§ Dataset content:
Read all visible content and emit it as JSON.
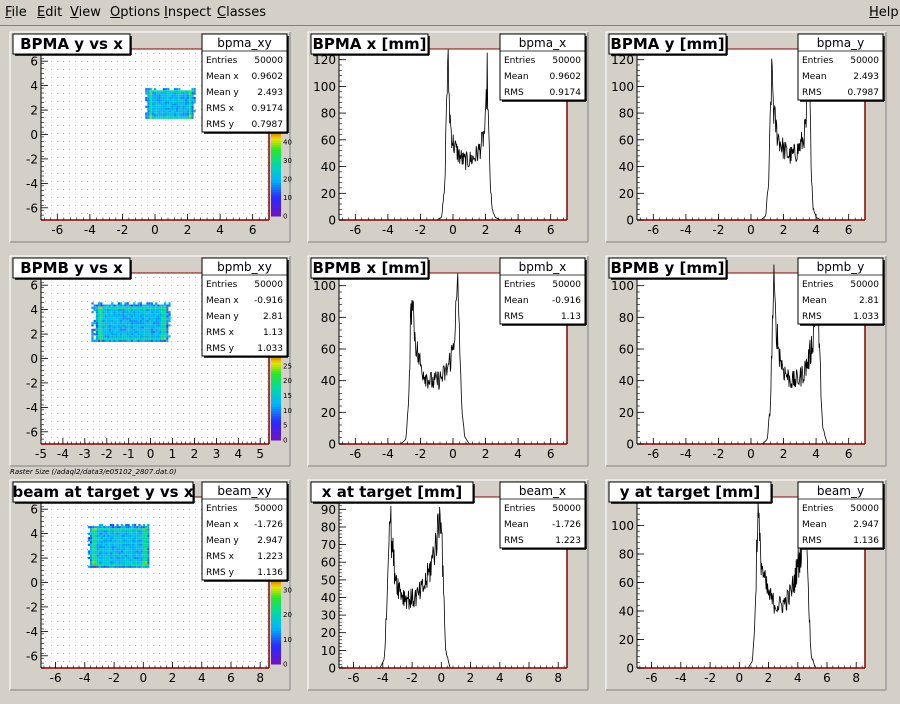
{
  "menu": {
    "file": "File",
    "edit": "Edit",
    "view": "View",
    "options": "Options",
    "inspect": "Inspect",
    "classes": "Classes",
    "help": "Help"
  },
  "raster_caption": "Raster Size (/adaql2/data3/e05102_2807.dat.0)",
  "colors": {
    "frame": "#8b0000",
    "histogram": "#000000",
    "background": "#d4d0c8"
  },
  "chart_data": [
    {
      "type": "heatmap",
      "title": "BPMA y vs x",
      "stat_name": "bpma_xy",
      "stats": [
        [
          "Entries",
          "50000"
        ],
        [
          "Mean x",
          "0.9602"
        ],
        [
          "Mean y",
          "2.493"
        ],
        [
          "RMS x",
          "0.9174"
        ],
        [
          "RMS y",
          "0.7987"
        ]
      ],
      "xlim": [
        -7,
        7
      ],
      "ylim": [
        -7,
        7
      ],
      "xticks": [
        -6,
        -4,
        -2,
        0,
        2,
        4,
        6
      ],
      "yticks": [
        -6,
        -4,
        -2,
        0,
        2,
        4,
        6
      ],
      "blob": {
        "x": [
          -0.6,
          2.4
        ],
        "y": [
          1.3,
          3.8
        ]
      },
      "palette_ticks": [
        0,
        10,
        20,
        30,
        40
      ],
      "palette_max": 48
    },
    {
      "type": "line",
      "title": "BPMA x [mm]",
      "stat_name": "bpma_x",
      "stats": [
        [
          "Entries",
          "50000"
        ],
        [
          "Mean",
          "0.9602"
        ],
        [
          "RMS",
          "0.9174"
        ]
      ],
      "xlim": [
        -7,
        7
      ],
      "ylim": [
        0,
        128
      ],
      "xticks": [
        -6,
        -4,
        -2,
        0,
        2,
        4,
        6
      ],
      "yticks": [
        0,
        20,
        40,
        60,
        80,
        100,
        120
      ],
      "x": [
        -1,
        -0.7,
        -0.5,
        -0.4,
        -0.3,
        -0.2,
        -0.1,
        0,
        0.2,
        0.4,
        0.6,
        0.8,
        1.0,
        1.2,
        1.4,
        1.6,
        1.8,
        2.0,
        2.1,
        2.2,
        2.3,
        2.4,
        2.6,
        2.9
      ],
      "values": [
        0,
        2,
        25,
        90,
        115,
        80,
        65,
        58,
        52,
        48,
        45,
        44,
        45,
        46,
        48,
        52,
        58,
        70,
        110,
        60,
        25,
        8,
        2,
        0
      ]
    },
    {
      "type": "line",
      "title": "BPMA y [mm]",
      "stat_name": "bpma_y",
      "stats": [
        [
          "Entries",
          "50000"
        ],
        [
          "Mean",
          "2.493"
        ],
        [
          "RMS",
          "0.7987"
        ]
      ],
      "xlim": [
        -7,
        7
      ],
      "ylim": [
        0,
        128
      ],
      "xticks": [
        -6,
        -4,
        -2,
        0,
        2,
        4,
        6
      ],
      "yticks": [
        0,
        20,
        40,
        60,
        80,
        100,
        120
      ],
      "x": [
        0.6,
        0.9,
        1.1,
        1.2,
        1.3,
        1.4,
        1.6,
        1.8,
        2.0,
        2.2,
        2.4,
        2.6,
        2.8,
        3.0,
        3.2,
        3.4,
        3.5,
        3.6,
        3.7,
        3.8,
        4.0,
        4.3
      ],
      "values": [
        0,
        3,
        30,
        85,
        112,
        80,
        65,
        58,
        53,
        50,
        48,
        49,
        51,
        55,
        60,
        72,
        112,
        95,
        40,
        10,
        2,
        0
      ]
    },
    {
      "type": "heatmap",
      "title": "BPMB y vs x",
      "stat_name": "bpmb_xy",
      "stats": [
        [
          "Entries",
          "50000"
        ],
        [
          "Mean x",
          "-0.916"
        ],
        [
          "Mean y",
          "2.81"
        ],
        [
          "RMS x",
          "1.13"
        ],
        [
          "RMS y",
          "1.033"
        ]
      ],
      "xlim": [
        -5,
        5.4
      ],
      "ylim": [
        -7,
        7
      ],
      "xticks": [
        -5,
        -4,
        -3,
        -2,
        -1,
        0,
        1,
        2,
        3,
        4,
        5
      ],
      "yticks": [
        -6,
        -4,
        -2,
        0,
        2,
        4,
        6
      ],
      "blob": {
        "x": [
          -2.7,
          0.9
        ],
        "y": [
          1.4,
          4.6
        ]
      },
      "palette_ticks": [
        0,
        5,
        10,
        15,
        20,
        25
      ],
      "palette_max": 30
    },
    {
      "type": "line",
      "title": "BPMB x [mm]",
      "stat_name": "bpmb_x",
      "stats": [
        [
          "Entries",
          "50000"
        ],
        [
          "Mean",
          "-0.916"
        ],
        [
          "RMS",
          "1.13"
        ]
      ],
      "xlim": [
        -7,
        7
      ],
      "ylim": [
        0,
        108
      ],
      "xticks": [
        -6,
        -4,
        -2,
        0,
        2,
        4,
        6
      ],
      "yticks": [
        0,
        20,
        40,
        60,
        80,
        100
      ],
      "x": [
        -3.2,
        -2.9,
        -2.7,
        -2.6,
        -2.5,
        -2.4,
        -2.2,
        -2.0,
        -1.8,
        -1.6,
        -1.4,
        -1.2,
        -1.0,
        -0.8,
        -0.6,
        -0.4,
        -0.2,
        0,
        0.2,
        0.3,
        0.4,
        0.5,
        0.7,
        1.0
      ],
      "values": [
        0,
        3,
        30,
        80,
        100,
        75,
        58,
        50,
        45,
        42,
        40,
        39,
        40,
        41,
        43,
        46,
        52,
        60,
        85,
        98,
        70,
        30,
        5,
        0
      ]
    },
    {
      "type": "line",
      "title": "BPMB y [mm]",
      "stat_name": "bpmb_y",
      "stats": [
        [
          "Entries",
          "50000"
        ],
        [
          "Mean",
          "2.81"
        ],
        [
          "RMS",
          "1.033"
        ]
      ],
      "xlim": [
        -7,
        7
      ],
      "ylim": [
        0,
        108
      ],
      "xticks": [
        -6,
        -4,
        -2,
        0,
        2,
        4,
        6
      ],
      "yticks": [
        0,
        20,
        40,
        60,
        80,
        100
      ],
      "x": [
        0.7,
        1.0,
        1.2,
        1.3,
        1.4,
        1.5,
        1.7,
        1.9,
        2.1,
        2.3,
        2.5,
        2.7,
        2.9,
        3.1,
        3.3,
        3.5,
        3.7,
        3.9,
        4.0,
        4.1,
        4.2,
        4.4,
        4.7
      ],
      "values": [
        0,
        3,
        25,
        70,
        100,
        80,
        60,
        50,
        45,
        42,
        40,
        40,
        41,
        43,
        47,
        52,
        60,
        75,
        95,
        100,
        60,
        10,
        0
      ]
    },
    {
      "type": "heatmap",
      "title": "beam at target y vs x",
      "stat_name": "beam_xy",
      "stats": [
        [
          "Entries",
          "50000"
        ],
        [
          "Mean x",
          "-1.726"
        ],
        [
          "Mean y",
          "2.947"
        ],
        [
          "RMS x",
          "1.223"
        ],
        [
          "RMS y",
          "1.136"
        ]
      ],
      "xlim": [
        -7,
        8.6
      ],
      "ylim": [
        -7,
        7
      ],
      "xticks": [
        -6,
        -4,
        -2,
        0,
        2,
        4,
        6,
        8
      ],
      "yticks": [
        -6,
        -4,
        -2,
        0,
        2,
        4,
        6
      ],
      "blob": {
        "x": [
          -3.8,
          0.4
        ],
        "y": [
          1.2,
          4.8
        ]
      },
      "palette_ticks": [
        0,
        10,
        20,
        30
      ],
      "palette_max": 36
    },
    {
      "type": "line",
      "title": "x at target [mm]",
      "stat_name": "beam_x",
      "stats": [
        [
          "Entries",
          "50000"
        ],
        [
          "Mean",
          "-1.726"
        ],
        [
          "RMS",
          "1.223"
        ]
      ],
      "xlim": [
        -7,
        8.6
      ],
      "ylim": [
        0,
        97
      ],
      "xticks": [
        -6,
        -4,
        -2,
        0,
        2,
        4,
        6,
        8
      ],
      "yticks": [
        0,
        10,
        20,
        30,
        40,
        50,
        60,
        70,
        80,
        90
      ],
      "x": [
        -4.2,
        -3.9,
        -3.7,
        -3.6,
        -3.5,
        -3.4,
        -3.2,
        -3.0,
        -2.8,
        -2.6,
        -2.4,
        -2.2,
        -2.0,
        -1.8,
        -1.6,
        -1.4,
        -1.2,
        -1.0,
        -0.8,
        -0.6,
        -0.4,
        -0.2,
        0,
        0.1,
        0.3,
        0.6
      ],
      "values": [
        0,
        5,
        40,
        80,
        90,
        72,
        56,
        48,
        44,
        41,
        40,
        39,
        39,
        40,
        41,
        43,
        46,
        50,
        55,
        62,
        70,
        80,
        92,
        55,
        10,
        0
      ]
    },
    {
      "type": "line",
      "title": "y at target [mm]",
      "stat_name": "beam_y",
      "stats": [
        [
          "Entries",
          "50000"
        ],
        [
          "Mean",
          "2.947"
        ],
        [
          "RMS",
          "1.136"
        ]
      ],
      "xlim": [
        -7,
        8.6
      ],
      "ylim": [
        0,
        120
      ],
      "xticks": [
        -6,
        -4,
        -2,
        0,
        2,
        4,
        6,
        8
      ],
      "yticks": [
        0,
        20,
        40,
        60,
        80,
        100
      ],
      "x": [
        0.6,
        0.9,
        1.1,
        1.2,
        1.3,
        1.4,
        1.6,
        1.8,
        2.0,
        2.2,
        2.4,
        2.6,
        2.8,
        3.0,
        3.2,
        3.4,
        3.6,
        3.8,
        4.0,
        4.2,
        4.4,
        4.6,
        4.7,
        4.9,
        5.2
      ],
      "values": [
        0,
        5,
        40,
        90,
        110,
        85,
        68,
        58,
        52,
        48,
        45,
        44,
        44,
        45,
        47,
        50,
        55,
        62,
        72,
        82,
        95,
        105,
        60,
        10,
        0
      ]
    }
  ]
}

* * *

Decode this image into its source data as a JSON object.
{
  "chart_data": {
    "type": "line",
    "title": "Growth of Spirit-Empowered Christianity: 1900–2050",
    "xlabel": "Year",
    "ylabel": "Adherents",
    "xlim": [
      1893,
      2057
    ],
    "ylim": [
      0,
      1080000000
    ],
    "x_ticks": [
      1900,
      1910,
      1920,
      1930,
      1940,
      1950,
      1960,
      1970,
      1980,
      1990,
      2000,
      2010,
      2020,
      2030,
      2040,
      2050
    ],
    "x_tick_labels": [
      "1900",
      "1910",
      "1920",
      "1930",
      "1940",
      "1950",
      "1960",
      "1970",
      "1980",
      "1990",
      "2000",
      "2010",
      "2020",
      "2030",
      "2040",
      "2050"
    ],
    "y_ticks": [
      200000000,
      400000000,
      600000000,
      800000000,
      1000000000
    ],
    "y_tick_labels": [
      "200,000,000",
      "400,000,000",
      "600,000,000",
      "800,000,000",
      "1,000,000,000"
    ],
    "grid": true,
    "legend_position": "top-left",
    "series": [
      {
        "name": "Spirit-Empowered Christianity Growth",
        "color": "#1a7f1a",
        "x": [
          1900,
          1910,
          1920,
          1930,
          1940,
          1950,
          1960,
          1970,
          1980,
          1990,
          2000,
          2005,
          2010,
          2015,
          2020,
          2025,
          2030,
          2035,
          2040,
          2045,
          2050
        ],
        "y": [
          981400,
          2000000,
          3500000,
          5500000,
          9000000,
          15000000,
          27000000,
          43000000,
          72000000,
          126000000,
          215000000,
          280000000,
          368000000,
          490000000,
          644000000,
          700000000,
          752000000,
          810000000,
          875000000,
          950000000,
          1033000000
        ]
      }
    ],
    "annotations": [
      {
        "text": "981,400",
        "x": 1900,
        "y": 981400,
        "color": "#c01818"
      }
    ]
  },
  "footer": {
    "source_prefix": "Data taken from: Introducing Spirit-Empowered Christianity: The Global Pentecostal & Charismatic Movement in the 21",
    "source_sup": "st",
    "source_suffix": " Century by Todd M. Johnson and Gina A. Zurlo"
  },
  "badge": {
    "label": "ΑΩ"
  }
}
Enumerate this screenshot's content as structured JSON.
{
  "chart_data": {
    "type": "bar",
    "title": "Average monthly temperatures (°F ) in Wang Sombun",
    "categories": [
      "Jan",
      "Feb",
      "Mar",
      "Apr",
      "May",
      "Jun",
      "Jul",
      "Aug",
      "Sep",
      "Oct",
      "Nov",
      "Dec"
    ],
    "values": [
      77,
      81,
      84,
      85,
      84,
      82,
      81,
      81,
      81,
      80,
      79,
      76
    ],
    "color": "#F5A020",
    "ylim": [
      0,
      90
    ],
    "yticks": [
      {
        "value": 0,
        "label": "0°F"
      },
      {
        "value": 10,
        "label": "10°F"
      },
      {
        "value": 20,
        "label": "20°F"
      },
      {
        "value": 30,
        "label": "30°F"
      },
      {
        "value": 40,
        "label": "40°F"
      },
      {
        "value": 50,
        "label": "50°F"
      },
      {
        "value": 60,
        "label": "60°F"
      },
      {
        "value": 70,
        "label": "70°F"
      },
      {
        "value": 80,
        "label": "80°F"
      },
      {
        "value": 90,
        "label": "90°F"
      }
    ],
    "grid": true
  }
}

* * *

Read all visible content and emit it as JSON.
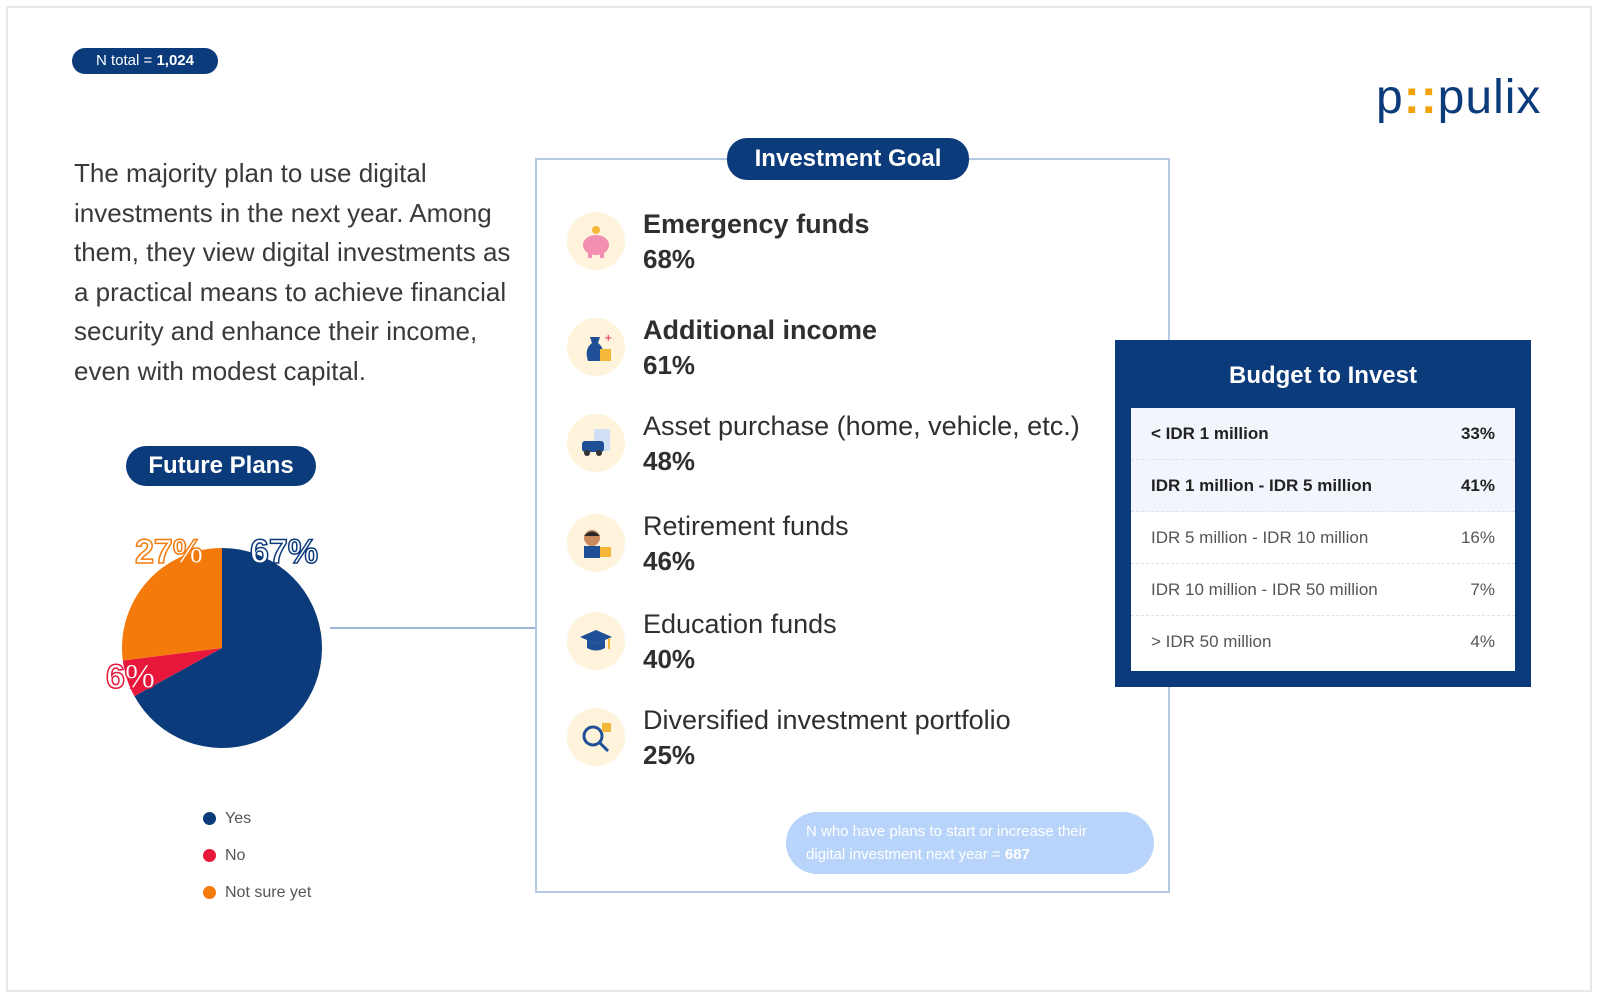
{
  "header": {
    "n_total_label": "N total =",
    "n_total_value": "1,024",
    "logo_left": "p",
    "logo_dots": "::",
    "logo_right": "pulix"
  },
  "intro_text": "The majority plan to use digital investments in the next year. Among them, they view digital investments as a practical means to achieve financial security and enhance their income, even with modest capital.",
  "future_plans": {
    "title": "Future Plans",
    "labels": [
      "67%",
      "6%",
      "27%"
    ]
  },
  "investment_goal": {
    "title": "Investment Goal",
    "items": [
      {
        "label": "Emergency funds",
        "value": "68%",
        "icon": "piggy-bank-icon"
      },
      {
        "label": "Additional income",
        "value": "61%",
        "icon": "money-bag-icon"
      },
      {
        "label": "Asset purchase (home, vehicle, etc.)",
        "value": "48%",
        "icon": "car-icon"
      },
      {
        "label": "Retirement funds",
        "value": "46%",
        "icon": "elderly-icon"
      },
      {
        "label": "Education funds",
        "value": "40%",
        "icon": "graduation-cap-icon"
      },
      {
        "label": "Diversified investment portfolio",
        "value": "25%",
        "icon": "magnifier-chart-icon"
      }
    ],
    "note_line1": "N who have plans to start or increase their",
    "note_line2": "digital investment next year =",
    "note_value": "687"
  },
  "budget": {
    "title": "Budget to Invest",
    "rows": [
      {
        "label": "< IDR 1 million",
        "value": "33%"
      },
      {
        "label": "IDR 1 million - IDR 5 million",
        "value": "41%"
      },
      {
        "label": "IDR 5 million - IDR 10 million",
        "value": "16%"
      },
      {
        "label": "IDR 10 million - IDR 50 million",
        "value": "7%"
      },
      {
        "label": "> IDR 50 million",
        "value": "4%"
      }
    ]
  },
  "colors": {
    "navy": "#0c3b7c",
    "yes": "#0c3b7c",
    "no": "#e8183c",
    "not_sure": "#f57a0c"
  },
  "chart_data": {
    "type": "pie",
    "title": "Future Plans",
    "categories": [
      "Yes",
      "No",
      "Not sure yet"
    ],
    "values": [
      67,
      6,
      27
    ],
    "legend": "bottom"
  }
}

§ To be done: Collect the lines of the data that carry the word "their".

§ Written solution:
  "intro_text": "The majority plan to use digital investments in the next year. Among them, they view digital investments as a practical means to achieve financial security and enhance their income, even with modest capital.",
    "note_line1": "N who have plans to start or increase their",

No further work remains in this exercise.